▶ **Element box annotations**
+++

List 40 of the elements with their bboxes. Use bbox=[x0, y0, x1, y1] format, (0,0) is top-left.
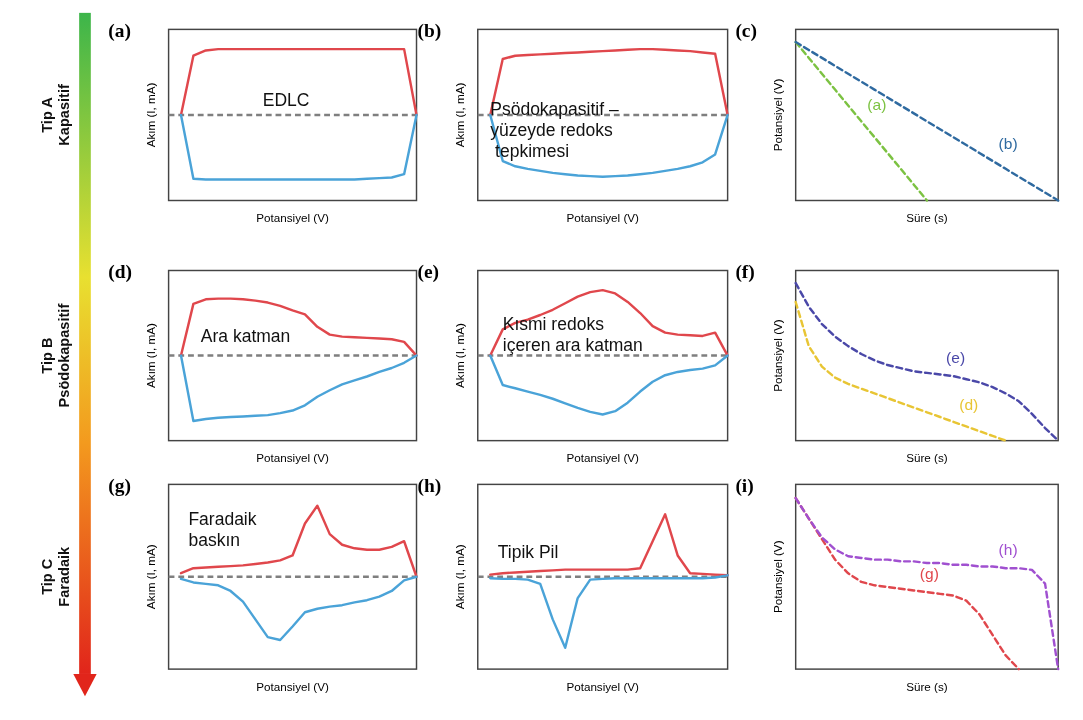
y-axis-title: Potansiyel (V) bbox=[771, 319, 785, 392]
series-label: (a) bbox=[867, 95, 887, 113]
y-axis-title: Akım (I, mA) bbox=[143, 323, 157, 388]
chart-title: (c) bbox=[735, 20, 757, 43]
text: Tip C Faradaik bbox=[38, 545, 73, 607]
series-label: (e) bbox=[946, 348, 966, 366]
text: Tip A Kapasitif bbox=[38, 84, 73, 146]
y-axis-title: Potansiyel (V) bbox=[771, 78, 785, 152]
y-axis-title: Akım (I, mA) bbox=[143, 82, 157, 148]
x-axis-title: Potansiyel (V) bbox=[566, 679, 640, 693]
x-axis-title: Potansiyel (V) bbox=[256, 451, 329, 465]
y-axis-title: Potansiyel (V) bbox=[771, 540, 785, 614]
chart-title: (a) bbox=[108, 20, 131, 43]
x-axis-title: Potansiyel (V) bbox=[256, 210, 329, 224]
x-axis-title: Süre (s) bbox=[906, 679, 948, 693]
x-axis-title: Potansiyel (V) bbox=[566, 210, 640, 224]
series-label: (h) bbox=[998, 540, 1018, 558]
annotation: EDLC bbox=[262, 90, 310, 111]
x-axis-title: Potansiyel (V) bbox=[566, 451, 640, 465]
chart-title: (b) bbox=[417, 20, 442, 43]
y-axis-title: Akım (I, mA) bbox=[453, 323, 467, 388]
annotation: Ara katman bbox=[200, 325, 291, 346]
y-axis-title: Akım (I, mA) bbox=[143, 544, 157, 610]
x-axis-title: Potansiyel (V) bbox=[256, 679, 329, 693]
chart-title: (i) bbox=[735, 475, 754, 498]
series-label: (g) bbox=[919, 564, 939, 582]
text: Tip B Psödokapasitif bbox=[38, 303, 73, 408]
series-label: (d) bbox=[959, 396, 979, 414]
y-axis-title: Akım (I, mA) bbox=[453, 544, 467, 610]
x-axis-title: Süre (s) bbox=[906, 210, 948, 224]
chart-title: (g) bbox=[108, 475, 131, 498]
chart-title: (f) bbox=[735, 261, 755, 284]
annotation: Tipik Pil bbox=[497, 542, 559, 563]
chart-title: (e) bbox=[417, 261, 440, 284]
x-axis-title: Süre (s) bbox=[906, 451, 948, 465]
annotation: Faradaik baskın bbox=[188, 509, 257, 551]
series-label: (b) bbox=[998, 135, 1018, 153]
chart-title: (h) bbox=[417, 475, 442, 498]
y-axis-title: Akım (I, mA) bbox=[453, 82, 467, 148]
chart-title: (d) bbox=[108, 261, 133, 284]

+++

▶ **PROBLEM TO SOLVE**
In the records above, select and copy every line that contains the string "chart", treating uppercase and lowercase letters as distinct.

▶ **FINISHED EXERCISE**
chart-title: (c) bbox=[735, 20, 757, 43]
chart-title: (a) bbox=[108, 20, 131, 43]
chart-title: (b) bbox=[417, 20, 442, 43]
chart-title: (i) bbox=[735, 475, 754, 498]
chart-title: (g) bbox=[108, 475, 131, 498]
chart-title: (f) bbox=[735, 261, 755, 284]
chart-title: (e) bbox=[417, 261, 440, 284]
chart-title: (h) bbox=[417, 475, 442, 498]
chart-title: (d) bbox=[108, 261, 133, 284]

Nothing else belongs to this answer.